**** DATA IN THIS EXERCISE

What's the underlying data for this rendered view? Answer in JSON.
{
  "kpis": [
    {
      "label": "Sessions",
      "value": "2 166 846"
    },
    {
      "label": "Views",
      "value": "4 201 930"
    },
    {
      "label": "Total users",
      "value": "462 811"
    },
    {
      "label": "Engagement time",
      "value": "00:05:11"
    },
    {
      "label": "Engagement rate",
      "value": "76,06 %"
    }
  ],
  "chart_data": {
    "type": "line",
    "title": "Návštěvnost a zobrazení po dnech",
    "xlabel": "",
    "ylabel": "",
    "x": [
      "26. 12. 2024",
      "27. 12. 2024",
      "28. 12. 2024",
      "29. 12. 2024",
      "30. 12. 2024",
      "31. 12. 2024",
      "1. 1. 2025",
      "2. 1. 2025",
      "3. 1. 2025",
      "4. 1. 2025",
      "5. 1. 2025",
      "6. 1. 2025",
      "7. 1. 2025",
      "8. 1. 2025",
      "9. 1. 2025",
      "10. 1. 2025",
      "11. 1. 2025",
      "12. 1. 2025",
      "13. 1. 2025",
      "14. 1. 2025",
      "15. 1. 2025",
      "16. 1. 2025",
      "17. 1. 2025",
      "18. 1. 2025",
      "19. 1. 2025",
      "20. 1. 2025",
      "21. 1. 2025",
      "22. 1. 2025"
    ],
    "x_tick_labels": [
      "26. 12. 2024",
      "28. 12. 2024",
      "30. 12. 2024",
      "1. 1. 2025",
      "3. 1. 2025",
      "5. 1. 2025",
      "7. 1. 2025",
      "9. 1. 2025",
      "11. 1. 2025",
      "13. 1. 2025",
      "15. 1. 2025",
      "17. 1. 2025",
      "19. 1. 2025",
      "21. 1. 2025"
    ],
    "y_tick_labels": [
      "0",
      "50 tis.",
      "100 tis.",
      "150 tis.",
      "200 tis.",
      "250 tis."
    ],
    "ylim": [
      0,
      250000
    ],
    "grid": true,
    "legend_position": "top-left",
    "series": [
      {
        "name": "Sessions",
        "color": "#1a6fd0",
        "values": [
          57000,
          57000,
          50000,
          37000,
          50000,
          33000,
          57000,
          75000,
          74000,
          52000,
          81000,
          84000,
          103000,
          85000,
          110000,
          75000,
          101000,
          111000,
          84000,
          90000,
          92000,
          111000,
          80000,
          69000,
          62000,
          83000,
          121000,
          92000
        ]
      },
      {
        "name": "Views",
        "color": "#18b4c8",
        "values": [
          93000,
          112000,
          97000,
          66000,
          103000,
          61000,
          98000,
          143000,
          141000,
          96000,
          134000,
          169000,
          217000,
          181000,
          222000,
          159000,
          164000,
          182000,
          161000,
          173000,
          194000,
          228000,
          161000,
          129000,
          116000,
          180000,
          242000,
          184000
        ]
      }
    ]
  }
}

********

--- WRITTEN PROBLEM ---
Print the material once more, exactly.

--- SOLUTION BELOW ---
What's the underlying data for this rendered view? Answer in JSON.
{
  "kpis": [
    {
      "label": "Sessions",
      "value": "2 166 846"
    },
    {
      "label": "Views",
      "value": "4 201 930"
    },
    {
      "label": "Total users",
      "value": "462 811"
    },
    {
      "label": "Engagement time",
      "value": "00:05:11"
    },
    {
      "label": "Engagement rate",
      "value": "76,06 %"
    }
  ],
  "chart_data": {
    "type": "line",
    "title": "Návštěvnost a zobrazení po dnech",
    "xlabel": "",
    "ylabel": "",
    "x": [
      "26. 12. 2024",
      "27. 12. 2024",
      "28. 12. 2024",
      "29. 12. 2024",
      "30. 12. 2024",
      "31. 12. 2024",
      "1. 1. 2025",
      "2. 1. 2025",
      "3. 1. 2025",
      "4. 1. 2025",
      "5. 1. 2025",
      "6. 1. 2025",
      "7. 1. 2025",
      "8. 1. 2025",
      "9. 1. 2025",
      "10. 1. 2025",
      "11. 1. 2025",
      "12. 1. 2025",
      "13. 1. 2025",
      "14. 1. 2025",
      "15. 1. 2025",
      "16. 1. 2025",
      "17. 1. 2025",
      "18. 1. 2025",
      "19. 1. 2025",
      "20. 1. 2025",
      "21. 1. 2025",
      "22. 1. 2025"
    ],
    "x_tick_labels": [
      "26. 12. 2024",
      "28. 12. 2024",
      "30. 12. 2024",
      "1. 1. 2025",
      "3. 1. 2025",
      "5. 1. 2025",
      "7. 1. 2025",
      "9. 1. 2025",
      "11. 1. 2025",
      "13. 1. 2025",
      "15. 1. 2025",
      "17. 1. 2025",
      "19. 1. 2025",
      "21. 1. 2025"
    ],
    "y_tick_labels": [
      "0",
      "50 tis.",
      "100 tis.",
      "150 tis.",
      "200 tis.",
      "250 tis."
    ],
    "ylim": [
      0,
      250000
    ],
    "grid": true,
    "legend_position": "top-left",
    "series": [
      {
        "name": "Sessions",
        "color": "#1a6fd0",
        "values": [
          57000,
          57000,
          50000,
          37000,
          50000,
          33000,
          57000,
          75000,
          74000,
          52000,
          81000,
          84000,
          103000,
          85000,
          110000,
          75000,
          101000,
          111000,
          84000,
          90000,
          92000,
          111000,
          80000,
          69000,
          62000,
          83000,
          121000,
          92000
        ]
      },
      {
        "name": "Views",
        "color": "#18b4c8",
        "values": [
          93000,
          112000,
          97000,
          66000,
          103000,
          61000,
          98000,
          143000,
          141000,
          96000,
          134000,
          169000,
          217000,
          181000,
          222000,
          159000,
          164000,
          182000,
          161000,
          173000,
          194000,
          228000,
          161000,
          129000,
          116000,
          180000,
          242000,
          184000
        ]
      }
    ]
  }
}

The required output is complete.